> **PROBLEM TO WORK ON**
Output the full material exactly as it appears here.

[Data records]
##########

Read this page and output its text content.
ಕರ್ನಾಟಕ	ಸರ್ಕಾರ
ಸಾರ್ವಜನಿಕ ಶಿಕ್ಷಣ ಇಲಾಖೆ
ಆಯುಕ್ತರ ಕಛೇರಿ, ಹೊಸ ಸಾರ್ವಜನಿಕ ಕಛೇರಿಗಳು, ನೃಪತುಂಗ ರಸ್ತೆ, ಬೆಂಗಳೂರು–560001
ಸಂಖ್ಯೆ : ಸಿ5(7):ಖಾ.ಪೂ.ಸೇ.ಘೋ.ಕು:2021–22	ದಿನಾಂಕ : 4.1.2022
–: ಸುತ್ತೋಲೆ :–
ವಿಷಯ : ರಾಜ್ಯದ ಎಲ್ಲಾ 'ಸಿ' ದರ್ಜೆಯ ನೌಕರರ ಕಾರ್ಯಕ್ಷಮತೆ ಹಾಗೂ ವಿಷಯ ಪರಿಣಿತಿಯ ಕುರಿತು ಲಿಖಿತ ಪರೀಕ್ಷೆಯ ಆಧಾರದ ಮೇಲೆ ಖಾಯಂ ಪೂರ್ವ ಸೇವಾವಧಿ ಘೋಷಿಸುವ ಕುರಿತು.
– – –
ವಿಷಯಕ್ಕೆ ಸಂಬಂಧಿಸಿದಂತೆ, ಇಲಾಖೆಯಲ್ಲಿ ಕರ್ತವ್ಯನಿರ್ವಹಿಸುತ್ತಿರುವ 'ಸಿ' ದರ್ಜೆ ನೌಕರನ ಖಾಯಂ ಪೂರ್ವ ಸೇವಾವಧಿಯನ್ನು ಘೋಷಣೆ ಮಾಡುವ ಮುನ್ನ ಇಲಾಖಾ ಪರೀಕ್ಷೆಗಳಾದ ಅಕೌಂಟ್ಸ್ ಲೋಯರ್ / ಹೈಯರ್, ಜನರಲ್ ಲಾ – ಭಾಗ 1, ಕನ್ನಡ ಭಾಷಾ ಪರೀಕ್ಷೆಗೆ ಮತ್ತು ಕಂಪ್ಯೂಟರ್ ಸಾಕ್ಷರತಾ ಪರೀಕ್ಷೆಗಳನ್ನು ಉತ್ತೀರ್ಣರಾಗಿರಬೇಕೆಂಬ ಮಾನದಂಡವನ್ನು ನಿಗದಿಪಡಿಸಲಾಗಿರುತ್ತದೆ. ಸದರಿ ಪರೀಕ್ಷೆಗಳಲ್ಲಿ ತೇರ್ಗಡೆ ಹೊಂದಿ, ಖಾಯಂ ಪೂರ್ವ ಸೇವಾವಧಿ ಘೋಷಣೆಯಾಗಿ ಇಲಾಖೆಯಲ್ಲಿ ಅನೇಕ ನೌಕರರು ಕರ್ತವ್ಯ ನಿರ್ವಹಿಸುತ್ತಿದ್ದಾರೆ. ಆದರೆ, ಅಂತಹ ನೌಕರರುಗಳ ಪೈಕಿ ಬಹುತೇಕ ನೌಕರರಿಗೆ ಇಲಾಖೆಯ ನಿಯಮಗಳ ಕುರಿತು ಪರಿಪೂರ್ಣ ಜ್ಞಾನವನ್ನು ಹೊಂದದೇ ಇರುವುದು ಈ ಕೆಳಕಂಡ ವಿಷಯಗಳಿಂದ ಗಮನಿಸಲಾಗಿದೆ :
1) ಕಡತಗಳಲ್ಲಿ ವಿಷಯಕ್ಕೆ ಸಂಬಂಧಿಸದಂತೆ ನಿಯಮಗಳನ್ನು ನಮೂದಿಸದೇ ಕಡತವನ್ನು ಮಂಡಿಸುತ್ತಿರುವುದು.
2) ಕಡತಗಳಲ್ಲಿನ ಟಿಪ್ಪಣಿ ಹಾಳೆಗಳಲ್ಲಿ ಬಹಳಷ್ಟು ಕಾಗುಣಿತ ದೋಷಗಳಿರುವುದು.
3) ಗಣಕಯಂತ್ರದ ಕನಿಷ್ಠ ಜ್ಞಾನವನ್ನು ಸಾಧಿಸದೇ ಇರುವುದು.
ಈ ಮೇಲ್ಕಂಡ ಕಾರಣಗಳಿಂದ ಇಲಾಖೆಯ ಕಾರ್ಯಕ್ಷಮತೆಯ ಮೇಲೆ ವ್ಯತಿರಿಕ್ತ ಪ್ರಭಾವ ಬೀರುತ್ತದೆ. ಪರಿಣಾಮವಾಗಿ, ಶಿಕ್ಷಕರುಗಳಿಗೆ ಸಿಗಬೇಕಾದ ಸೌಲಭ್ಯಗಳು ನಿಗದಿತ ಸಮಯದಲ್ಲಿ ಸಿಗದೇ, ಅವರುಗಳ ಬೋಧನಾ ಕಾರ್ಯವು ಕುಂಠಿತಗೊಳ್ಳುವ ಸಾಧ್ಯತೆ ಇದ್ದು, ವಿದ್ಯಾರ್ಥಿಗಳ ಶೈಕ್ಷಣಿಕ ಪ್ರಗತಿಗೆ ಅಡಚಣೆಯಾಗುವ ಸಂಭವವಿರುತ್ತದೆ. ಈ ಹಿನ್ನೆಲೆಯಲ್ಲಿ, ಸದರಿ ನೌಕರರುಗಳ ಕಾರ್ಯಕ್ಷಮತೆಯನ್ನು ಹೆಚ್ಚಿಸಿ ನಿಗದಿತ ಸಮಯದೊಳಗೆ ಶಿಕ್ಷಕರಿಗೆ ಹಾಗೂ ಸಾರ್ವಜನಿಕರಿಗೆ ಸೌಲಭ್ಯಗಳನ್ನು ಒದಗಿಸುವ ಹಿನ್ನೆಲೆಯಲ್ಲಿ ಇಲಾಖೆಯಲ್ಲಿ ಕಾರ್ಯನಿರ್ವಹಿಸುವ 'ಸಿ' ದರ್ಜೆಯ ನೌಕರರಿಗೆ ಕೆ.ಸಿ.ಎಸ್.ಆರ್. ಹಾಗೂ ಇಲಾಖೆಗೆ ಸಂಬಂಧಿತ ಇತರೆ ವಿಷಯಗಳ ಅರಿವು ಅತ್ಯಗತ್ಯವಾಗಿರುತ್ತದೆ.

##########

> **SOLVED EXERCISE**
Read this page and output its text content.
ಕರ್ನಾಟಕ	ಸರ್ಕಾರ
ಸಾರ್ವಜನಿಕ ಶಿಕ್ಷಣ ಇಲಾಖೆ
ಆಯುಕ್ತರ ಕಛೇರಿ, ಹೊಸ ಸಾರ್ವಜನಿಕ ಕಛೇರಿಗಳು, ನೃಪತುಂಗ ರಸ್ತೆ, ಬೆಂಗಳೂರು–560001
ಸಂಖ್ಯೆ : ಸಿ5(7):ಖಾ.ಪೂ.ಸೇ.ಘೋ.ಕು:2021–22	ದಿನಾಂಕ : 4.1.2022
–: ಸುತ್ತೋಲೆ :–
ವಿಷಯ : ರಾಜ್ಯದ ಎಲ್ಲಾ 'ಸಿ' ದರ್ಜೆಯ ನೌಕರರ ಕಾರ್ಯಕ್ಷಮತೆ ಹಾಗೂ ವಿಷಯ ಪರಿಣಿತಿಯ ಕುರಿತು ಲಿಖಿತ ಪರೀಕ್ಷೆಯ ಆಧಾರದ ಮೇಲೆ ಖಾಯಂ ಪೂರ್ವ ಸೇವಾವಧಿ ಘೋಷಿಸುವ ಕುರಿತು.
– – –
ವಿಷಯಕ್ಕೆ ಸಂಬಂಧಿಸಿದಂತೆ, ಇಲಾಖೆಯಲ್ಲಿ ಕರ್ತವ್ಯನಿರ್ವಹಿಸುತ್ತಿರುವ 'ಸಿ' ದರ್ಜೆ ನೌಕರನ ಖಾಯಂ ಪೂರ್ವ ಸೇವಾವಧಿಯನ್ನು ಘೋಷಣೆ ಮಾಡುವ ಮುನ್ನ ಇಲಾಖಾ ಪರೀಕ್ಷೆಗಳಾದ ಅಕೌಂಟ್ಸ್ ಲೋಯರ್ / ಹೈಯರ್, ಜನರಲ್ ಲಾ – ಭಾಗ 1, ಕನ್ನಡ ಭಾಷಾ ಪರೀಕ್ಷೆಗೆ ಮತ್ತು ಕಂಪ್ಯೂಟರ್ ಸಾಕ್ಷರತಾ ಪರೀಕ್ಷೆಗಳನ್ನು ಉತ್ತೀರ್ಣರಾಗಿರಬೇಕೆಂಬ ಮಾನದಂಡವನ್ನು ನಿಗದಿಪಡಿಸಲಾಗಿರುತ್ತದೆ. ಸದರಿ ಪರೀಕ್ಷೆಗಳಲ್ಲಿ ತೇರ್ಗಡೆ ಹೊಂದಿ, ಖಾಯಂ ಪೂರ್ವ ಸೇವಾವಧಿ ಘೋಷಣೆಯಾಗಿ ಇಲಾಖೆಯಲ್ಲಿ ಅನೇಕ ನೌಕರರು ಕರ್ತವ್ಯ ನಿರ್ವಹಿಸುತ್ತಿದ್ದಾರೆ. ಆದರೆ, ಅಂತಹ ನೌಕರರುಗಳ ಪೈಕಿ ಬಹುತೇಕ ನೌಕರರಿಗೆ ಇಲಾಖೆಯ ನಿಯಮಗಳ ಕುರಿತು ಪರಿಪೂರ್ಣ ಜ್ಞಾನವನ್ನು ಹೊಂದದೇ ಇರುವುದು ಈ ಕೆಳಕಂಡ ವಿಷಯಗಳಿಂದ ಗಮನಿಸಲಾಗಿದೆ :
1) ಕಡತಗಳಲ್ಲಿ ವಿಷಯಕ್ಕೆ ಸಂಬಂಧಿಸದಂತೆ ನಿಯಮಗಳನ್ನು ನಮೂದಿಸದೇ ಕಡತವನ್ನು ಮಂಡಿಸುತ್ತಿರುವುದು.
2) ಕಡತಗಳಲ್ಲಿನ ಟಿಪ್ಪಣಿ ಹಾಳೆಗಳಲ್ಲಿ ಬಹಳಷ್ಟು ಕಾಗುಣಿತ ದೋಷಗಳಿರುವುದು.
3) ಗಣಕಯಂತ್ರದ ಕನಿಷ್ಠ ಜ್ಞಾನವನ್ನು ಸಾಧಿಸದೇ ಇರುವುದು.
ಈ ಮೇಲ್ಕಂಡ ಕಾರಣಗಳಿಂದ ಇಲಾಖೆಯ ಕಾರ್ಯಕ್ಷಮತೆಯ ಮೇಲೆ ವ್ಯತಿರಿಕ್ತ ಪ್ರಭಾವ ಬೀರುತ್ತದೆ. ಪರಿಣಾಮವಾಗಿ, ಶಿಕ್ಷಕರುಗಳಿಗೆ ಸಿಗಬೇಕಾದ ಸೌಲಭ್ಯಗಳು ನಿಗದಿತ ಸಮಯದಲ್ಲಿ ಸಿಗದೇ, ಅವರುಗಳ ಬೋಧನಾ ಕಾರ್ಯವು ಕುಂಠಿತಗೊಳ್ಳುವ ಸಾಧ್ಯತೆ ಇದ್ದು, ವಿದ್ಯಾರ್ಥಿಗಳ ಶೈಕ್ಷಣಿಕ ಪ್ರಗತಿಗೆ ಅಡಚಣೆಯಾಗುವ ಸಂಭವವಿರುತ್ತದೆ. ಈ ಹಿನ್ನೆಲೆಯಲ್ಲಿ, ಸದರಿ ನೌಕರರುಗಳ ಕಾರ್ಯಕ್ಷಮತೆಯನ್ನು ಹೆಚ್ಚಿಸಿ ನಿಗದಿತ ಸಮಯದೊಳಗೆ ಶಿಕ್ಷಕರಿಗೆ ಹಾಗೂ ಸಾರ್ವಜನಿಕರಿಗೆ ಸೌಲಭ್ಯಗಳನ್ನು ಒದಗಿಸುವ ಹಿನ್ನೆಲೆಯಲ್ಲಿ ಇಲಾಖೆಯಲ್ಲಿ ಕಾರ್ಯನಿರ್ವಹಿಸುವ 'ಸಿ' ದರ್ಜೆಯ ನೌಕರರಿಗೆ ಕೆ.ಸಿ.ಎಸ್.ಆರ್. ಹಾಗೂ ಇಲಾಖೆಗೆ ಸಂಬಂಧಿತ ಇತರೆ ವಿಷಯಗಳ ಅರಿವು ಅತ್ಯಗತ್ಯವಾಗಿರುತ್ತದೆ.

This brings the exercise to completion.